Task statement
Can you output the records below exactly as they are written?
= = = = = = =
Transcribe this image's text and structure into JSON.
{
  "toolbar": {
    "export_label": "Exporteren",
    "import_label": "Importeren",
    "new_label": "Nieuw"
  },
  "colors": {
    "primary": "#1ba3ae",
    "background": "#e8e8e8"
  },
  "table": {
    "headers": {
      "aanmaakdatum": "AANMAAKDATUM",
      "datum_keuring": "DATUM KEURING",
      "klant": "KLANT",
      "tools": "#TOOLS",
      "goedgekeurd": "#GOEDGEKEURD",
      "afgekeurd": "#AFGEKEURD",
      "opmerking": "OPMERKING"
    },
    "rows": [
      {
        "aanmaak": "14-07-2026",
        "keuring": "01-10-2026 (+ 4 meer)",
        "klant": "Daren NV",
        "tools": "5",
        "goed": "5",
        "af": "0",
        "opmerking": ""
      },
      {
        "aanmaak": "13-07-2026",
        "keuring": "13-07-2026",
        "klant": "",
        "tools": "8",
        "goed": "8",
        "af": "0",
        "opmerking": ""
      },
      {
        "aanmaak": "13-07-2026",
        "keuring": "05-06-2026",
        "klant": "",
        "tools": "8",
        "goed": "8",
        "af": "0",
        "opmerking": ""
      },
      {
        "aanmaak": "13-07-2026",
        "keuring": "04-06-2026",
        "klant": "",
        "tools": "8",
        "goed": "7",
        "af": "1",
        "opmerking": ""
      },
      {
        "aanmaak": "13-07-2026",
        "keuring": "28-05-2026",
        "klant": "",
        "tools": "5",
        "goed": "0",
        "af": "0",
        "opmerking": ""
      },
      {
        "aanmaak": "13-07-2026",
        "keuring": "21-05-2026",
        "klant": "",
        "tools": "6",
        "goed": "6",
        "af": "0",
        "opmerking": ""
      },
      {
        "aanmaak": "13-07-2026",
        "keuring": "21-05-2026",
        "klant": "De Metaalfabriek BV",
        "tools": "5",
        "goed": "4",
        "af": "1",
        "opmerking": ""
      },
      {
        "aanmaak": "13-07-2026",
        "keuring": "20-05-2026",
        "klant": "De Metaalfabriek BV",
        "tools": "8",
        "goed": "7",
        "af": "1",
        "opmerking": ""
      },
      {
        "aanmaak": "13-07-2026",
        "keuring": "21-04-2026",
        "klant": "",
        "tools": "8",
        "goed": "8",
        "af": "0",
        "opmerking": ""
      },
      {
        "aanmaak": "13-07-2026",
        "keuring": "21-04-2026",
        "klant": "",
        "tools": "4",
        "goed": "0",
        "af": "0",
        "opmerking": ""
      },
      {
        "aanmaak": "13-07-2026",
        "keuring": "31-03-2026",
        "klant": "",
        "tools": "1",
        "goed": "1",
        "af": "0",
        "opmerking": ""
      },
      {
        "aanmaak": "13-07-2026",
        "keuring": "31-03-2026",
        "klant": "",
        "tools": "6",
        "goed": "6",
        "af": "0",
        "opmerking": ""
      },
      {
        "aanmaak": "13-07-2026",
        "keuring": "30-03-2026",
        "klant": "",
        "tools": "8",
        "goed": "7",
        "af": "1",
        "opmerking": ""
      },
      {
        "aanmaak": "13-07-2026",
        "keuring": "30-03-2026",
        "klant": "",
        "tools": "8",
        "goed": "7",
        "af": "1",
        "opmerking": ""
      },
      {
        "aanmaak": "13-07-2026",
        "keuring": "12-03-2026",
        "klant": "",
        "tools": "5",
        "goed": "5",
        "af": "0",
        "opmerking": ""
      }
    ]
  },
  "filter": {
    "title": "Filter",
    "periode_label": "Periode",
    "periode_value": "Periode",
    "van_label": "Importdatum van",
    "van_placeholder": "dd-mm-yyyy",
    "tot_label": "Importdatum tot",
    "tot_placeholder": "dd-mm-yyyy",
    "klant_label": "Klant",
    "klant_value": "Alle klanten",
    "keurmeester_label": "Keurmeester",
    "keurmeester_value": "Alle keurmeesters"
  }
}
= = = = = = =
Result of this task
Transcribe this image's text and structure into JSON.
{
  "toolbar": {
    "export_label": "Exporteren",
    "import_label": "Importeren",
    "new_label": "Nieuw"
  },
  "colors": {
    "primary": "#1ba3ae",
    "background": "#e8e8e8"
  },
  "table": {
    "headers": {
      "aanmaakdatum": "AANMAAKDATUM",
      "datum_keuring": "DATUM KEURING",
      "klant": "KLANT",
      "tools": "#TOOLS",
      "goedgekeurd": "#GOEDGEKEURD",
      "afgekeurd": "#AFGEKEURD",
      "opmerking": "OPMERKING"
    },
    "rows": [
      {
        "aanmaak": "14-07-2026",
        "keuring": "01-10-2026 (+ 4 meer)",
        "klant": "Daren NV",
        "tools": "5",
        "goed": "5",
        "af": "0",
        "opmerking": ""
      },
      {
        "aanmaak": "13-07-2026",
        "keuring": "13-07-2026",
        "klant": "",
        "tools": "8",
        "goed": "8",
        "af": "0",
        "opmerking": ""
      },
      {
        "aanmaak": "13-07-2026",
        "keuring": "05-06-2026",
        "klant": "",
        "tools": "8",
        "goed": "8",
        "af": "0",
        "opmerking": ""
      },
      {
        "aanmaak": "13-07-2026",
        "keuring": "04-06-2026",
        "klant": "",
        "tools": "8",
        "goed": "7",
        "af": "1",
        "opmerking": ""
      },
      {
        "aanmaak": "13-07-2026",
        "keuring": "28-05-2026",
        "klant": "",
        "tools": "5",
        "goed": "0",
        "af": "0",
        "opmerking": ""
      },
      {
        "aanmaak": "13-07-2026",
        "keuring": "21-05-2026",
        "klant": "",
        "tools": "6",
        "goed": "6",
        "af": "0",
        "opmerking": ""
      },
      {
        "aanmaak": "13-07-2026",
        "keuring": "21-05-2026",
        "klant": "De Metaalfabriek BV",
        "tools": "5",
        "goed": "4",
        "af": "1",
        "opmerking": ""
      },
      {
        "aanmaak": "13-07-2026",
        "keuring": "20-05-2026",
        "klant": "De Metaalfabriek BV",
        "tools": "8",
        "goed": "7",
        "af": "1",
        "opmerking": ""
      },
      {
        "aanmaak": "13-07-2026",
        "keuring": "21-04-2026",
        "klant": "",
        "tools": "8",
        "goed": "8",
        "af": "0",
        "opmerking": ""
      },
      {
        "aanmaak": "13-07-2026",
        "keuring": "21-04-2026",
        "klant": "",
        "tools": "4",
        "goed": "0",
        "af": "0",
        "opmerking": ""
      },
      {
        "aanmaak": "13-07-2026",
        "keuring": "31-03-2026",
        "klant": "",
        "tools": "1",
        "goed": "1",
        "af": "0",
        "opmerking": ""
      },
      {
        "aanmaak": "13-07-2026",
        "keuring": "31-03-2026",
        "klant": "",
        "tools": "6",
        "goed": "6",
        "af": "0",
        "opmerking": ""
      },
      {
        "aanmaak": "13-07-2026",
        "keuring": "30-03-2026",
        "klant": "",
        "tools": "8",
        "goed": "7",
        "af": "1",
        "opmerking": ""
      },
      {
        "aanmaak": "13-07-2026",
        "keuring": "30-03-2026",
        "klant": "",
        "tools": "8",
        "goed": "7",
        "af": "1",
        "opmerking": ""
      },
      {
        "aanmaak": "13-07-2026",
        "keuring": "12-03-2026",
        "klant": "",
        "tools": "5",
        "goed": "5",
        "af": "0",
        "opmerking": ""
      }
    ]
  },
  "filter": {
    "title": "Filter",
    "periode_label": "Periode",
    "periode_value": "Periode",
    "van_label": "Importdatum van",
    "van_placeholder": "dd-mm-yyyy",
    "tot_label": "Importdatum tot",
    "tot_placeholder": "dd-mm-yyyy",
    "klant_label": "Klant",
    "klant_value": "Alle klanten",
    "keurmeester_label": "Keurmeester",
    "keurmeester_value": "Alle keurmeesters"
  }
}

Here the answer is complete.